**Task statement**
Copy each line below in which the string "this" occurs.

Part of a data file:
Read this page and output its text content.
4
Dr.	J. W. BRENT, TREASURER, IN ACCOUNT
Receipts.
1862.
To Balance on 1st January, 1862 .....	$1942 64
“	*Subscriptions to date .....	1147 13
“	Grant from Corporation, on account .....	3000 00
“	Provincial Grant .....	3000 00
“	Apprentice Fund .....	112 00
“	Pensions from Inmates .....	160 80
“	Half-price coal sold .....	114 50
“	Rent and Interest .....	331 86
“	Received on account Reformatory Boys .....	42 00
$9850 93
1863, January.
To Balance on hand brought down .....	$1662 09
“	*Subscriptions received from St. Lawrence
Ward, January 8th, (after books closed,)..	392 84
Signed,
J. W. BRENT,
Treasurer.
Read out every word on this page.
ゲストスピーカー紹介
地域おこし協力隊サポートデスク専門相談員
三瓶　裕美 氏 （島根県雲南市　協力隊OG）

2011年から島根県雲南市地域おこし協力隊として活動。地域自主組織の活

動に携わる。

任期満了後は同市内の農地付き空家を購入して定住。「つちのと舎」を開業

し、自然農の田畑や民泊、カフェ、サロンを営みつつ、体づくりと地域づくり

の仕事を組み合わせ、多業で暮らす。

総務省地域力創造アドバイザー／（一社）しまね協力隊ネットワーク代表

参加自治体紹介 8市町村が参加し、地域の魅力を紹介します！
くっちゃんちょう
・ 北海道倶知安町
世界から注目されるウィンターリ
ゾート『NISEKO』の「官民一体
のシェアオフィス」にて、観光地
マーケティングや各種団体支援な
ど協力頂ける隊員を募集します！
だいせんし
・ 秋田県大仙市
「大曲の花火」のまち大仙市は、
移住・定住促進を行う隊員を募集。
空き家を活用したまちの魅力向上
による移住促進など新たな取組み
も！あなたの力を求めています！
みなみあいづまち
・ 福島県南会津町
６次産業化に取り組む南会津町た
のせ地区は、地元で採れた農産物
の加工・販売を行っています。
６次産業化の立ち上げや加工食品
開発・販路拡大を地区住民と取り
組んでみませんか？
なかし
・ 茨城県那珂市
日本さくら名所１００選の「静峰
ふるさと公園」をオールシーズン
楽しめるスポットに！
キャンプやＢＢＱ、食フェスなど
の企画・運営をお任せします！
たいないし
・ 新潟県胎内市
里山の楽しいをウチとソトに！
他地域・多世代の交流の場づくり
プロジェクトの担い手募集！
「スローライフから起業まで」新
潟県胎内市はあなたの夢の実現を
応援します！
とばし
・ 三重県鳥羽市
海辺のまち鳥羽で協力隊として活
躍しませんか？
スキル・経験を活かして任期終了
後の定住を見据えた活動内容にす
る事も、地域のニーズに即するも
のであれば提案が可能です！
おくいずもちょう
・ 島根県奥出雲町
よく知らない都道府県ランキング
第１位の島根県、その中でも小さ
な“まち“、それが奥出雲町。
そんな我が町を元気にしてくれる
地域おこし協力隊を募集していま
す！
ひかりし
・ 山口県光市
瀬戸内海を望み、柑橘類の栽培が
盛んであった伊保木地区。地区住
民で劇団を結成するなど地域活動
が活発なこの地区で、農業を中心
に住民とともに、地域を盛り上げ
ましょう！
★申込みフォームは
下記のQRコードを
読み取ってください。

**Final result**
Read this page and output its text content.
Read out every word on this page.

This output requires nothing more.